DATA ENTRIES:
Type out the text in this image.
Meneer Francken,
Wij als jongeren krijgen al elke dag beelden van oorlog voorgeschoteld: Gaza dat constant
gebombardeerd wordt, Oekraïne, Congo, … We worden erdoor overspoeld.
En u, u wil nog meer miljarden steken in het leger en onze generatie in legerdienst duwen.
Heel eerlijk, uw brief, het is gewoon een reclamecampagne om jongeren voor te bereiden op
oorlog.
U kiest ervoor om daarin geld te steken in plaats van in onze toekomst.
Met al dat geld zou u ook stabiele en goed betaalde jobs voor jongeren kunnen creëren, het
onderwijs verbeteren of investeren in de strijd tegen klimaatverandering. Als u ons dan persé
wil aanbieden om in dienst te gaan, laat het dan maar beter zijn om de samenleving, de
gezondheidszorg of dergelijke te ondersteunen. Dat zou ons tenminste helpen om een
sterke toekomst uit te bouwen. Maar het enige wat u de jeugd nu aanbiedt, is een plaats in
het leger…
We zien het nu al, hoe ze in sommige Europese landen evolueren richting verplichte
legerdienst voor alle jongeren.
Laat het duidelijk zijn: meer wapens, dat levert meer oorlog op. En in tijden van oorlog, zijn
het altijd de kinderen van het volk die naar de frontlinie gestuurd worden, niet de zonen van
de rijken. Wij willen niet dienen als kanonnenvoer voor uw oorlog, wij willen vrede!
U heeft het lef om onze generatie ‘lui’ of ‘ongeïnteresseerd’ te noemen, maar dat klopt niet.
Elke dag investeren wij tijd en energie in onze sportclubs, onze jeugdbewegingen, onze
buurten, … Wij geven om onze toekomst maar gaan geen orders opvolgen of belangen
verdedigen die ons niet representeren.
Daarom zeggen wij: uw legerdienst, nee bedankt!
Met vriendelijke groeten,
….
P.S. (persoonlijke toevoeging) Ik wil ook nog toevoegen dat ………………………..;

TASK REQUIREMENTS: Scan the material line by line and report each one that contains "worden".

THE SOLUTION:
gebombardeerd wordt, Oekraïne, Congo, … We worden erdoor overspoeld.
het altijd de kinderen van het volk die naar de frontlinie gestuurd worden, niet de zonen van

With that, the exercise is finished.